## START
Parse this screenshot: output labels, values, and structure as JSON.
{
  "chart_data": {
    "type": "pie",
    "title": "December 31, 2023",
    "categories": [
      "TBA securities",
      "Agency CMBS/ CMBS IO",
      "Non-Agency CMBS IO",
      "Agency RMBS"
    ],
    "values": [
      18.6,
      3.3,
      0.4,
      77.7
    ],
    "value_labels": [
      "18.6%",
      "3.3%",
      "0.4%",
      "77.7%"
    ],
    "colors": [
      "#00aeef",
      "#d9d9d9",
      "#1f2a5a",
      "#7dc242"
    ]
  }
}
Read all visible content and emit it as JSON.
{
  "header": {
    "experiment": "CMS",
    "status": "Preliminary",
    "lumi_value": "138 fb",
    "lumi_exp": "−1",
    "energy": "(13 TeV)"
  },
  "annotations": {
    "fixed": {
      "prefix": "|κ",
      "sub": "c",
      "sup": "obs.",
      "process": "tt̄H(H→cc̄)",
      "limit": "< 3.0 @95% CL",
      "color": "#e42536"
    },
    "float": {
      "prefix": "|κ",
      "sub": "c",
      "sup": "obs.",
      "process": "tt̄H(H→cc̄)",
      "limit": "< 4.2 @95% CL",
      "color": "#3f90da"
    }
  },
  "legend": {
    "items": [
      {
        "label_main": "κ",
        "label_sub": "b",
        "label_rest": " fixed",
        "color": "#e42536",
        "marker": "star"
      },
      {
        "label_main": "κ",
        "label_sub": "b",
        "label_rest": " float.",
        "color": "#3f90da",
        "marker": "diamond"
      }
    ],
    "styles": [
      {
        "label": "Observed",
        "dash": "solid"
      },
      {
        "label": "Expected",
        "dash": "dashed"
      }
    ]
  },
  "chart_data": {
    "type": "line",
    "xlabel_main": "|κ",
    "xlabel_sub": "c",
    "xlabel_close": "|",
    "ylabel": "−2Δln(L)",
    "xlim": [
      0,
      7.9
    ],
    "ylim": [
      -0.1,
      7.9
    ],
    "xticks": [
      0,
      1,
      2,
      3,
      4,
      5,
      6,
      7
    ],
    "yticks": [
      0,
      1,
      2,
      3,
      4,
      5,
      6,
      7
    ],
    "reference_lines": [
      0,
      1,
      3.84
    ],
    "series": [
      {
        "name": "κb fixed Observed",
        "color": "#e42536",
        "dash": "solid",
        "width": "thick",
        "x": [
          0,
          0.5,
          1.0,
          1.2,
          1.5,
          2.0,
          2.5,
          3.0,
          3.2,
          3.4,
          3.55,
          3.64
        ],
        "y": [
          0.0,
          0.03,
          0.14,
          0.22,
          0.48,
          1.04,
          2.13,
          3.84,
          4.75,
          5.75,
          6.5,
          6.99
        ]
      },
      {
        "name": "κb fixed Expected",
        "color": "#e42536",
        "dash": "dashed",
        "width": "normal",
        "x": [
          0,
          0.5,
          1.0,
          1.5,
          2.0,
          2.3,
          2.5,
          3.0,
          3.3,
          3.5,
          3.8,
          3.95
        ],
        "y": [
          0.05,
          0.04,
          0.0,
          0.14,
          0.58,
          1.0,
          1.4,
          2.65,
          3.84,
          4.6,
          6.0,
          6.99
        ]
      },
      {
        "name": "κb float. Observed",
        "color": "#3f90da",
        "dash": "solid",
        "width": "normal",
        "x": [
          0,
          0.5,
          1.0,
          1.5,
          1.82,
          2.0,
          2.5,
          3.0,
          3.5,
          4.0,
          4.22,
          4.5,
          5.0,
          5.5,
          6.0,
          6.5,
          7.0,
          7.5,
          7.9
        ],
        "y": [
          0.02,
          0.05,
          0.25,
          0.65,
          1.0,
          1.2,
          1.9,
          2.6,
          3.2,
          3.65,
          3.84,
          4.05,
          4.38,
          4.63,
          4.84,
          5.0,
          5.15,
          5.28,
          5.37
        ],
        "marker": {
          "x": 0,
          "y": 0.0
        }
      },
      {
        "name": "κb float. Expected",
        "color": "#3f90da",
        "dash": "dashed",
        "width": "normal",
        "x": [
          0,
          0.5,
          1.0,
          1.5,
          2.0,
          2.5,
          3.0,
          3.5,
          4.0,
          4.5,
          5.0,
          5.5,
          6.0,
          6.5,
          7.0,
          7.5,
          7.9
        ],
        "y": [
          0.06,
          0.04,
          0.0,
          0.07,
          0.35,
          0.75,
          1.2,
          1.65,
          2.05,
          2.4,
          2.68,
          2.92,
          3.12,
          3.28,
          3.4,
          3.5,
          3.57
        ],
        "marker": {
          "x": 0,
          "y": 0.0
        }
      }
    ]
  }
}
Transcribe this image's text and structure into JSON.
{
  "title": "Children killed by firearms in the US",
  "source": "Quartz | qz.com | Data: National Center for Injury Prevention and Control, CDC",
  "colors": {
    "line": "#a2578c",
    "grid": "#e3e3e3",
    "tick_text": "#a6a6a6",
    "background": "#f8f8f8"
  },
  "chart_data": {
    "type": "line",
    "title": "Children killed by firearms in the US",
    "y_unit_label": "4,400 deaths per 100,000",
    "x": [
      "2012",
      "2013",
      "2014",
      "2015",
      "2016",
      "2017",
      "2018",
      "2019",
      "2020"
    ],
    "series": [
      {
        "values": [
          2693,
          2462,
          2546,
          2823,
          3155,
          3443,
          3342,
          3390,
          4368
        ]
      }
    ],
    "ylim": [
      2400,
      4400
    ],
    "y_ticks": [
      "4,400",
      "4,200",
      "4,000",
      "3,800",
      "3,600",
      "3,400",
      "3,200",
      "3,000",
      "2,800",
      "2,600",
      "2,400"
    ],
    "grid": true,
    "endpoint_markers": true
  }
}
## END
Every line of the records that includes the word "Agency" should be gathered.

      "Agency CMBS/ CMBS IO",
      "Non-Agency CMBS IO",
      "Agency RMBS"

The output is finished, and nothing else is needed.